◆ EXERCISE OBJECTIVE: Examine each line of the data. Copy those that contain the string "Ocean".

◆ DATA IN THIS EXERCISE:
******************************

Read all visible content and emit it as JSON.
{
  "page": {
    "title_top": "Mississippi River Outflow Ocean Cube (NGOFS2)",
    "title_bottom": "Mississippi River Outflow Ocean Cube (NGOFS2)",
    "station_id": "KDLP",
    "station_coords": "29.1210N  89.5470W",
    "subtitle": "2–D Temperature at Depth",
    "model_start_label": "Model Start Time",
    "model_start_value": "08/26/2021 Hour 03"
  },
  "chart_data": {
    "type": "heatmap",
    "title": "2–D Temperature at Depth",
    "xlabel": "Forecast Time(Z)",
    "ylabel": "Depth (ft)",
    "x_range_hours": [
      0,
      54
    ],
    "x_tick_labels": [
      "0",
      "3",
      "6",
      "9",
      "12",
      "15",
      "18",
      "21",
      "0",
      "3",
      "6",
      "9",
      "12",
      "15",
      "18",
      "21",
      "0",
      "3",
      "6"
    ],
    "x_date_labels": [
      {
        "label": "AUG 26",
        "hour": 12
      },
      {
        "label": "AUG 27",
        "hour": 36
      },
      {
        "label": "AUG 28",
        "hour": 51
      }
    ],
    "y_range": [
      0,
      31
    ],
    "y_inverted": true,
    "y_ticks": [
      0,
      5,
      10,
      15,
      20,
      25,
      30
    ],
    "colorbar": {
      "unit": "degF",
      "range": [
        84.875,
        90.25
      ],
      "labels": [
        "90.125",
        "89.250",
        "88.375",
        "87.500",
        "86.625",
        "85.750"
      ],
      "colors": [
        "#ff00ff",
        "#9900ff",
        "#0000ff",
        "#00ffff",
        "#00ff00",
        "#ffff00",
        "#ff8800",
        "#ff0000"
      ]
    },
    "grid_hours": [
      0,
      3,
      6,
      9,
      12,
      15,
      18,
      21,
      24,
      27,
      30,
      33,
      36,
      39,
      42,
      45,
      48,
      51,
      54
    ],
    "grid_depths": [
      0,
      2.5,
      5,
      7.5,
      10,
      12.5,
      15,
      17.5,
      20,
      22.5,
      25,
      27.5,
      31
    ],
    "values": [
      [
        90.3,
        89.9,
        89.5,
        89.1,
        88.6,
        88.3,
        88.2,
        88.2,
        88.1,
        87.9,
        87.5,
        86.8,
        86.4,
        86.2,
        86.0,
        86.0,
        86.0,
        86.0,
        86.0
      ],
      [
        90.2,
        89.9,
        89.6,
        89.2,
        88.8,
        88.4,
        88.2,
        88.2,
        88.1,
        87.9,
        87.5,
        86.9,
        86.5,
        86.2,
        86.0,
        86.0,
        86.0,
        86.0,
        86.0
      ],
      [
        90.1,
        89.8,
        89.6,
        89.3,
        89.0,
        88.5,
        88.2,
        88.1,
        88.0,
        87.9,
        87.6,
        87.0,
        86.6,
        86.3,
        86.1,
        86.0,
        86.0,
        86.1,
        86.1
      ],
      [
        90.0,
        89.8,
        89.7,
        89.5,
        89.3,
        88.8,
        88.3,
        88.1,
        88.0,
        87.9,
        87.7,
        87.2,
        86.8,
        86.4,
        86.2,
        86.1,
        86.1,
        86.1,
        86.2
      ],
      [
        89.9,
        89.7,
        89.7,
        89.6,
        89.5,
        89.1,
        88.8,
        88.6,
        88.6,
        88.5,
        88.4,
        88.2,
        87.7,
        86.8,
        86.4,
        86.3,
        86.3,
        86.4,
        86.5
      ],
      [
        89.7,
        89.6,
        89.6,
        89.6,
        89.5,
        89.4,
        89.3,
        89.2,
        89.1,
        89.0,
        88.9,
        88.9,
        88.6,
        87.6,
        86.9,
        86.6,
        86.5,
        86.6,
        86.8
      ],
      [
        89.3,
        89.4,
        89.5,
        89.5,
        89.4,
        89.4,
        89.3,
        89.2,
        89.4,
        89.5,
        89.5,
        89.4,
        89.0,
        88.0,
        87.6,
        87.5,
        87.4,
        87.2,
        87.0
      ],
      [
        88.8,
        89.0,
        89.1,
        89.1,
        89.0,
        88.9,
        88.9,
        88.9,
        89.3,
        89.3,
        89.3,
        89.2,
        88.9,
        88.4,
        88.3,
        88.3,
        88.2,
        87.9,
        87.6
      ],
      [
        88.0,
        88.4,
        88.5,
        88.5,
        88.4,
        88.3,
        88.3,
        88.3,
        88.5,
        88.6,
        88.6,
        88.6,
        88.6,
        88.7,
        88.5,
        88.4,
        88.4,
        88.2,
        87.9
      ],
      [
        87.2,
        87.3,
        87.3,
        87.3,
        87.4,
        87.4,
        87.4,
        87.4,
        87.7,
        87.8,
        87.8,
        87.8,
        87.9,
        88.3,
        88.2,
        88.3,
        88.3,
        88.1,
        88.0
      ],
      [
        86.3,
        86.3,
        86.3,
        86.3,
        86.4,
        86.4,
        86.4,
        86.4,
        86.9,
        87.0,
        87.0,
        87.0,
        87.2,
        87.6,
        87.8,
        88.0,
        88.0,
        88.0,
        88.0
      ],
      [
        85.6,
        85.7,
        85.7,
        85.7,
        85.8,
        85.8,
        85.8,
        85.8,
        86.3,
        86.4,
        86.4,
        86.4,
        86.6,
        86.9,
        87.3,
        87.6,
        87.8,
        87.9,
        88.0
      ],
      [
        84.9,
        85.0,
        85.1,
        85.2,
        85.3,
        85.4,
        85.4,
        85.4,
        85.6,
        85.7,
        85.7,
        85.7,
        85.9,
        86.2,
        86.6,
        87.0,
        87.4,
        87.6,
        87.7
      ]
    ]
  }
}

******************************

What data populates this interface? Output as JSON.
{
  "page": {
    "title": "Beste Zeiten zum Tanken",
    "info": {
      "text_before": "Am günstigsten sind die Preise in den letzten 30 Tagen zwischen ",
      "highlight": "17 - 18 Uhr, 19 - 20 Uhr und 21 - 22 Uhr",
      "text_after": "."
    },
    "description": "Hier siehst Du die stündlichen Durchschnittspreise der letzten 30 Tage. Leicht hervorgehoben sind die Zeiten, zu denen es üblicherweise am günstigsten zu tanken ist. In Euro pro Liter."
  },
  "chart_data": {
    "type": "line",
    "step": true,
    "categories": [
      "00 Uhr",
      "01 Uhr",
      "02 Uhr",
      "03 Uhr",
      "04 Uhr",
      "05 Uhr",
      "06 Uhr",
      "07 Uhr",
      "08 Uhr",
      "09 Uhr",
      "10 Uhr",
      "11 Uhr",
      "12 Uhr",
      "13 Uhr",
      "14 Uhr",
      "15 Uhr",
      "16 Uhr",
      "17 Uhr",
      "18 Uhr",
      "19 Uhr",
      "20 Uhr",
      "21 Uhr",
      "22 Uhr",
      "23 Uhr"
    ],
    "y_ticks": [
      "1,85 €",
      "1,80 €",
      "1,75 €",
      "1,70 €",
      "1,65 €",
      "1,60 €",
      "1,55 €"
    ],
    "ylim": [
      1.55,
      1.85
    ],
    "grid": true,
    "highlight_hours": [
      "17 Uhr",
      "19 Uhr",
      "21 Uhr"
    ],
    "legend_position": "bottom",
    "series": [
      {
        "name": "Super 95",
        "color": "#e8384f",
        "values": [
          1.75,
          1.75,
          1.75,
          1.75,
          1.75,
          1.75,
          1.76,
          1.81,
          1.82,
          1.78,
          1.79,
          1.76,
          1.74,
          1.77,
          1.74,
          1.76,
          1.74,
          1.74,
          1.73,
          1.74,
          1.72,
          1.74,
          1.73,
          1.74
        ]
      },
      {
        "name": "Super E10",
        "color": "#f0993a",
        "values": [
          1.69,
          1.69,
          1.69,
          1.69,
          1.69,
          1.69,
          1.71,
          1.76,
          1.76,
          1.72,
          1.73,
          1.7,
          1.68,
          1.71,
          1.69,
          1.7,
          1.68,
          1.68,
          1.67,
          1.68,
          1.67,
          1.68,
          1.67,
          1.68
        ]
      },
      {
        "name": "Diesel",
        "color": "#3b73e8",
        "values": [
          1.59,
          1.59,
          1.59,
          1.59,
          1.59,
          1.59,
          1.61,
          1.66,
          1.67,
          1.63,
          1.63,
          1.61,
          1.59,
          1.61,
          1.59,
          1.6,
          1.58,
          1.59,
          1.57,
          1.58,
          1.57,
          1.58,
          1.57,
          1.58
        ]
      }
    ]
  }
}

******************************

◆ SOLUTION TO THIS PROBLEM:
    "title_top": "Mississippi River Outflow Ocean Cube (NGOFS2)",
    "title_bottom": "Mississippi River Outflow Ocean Cube (NGOFS2)",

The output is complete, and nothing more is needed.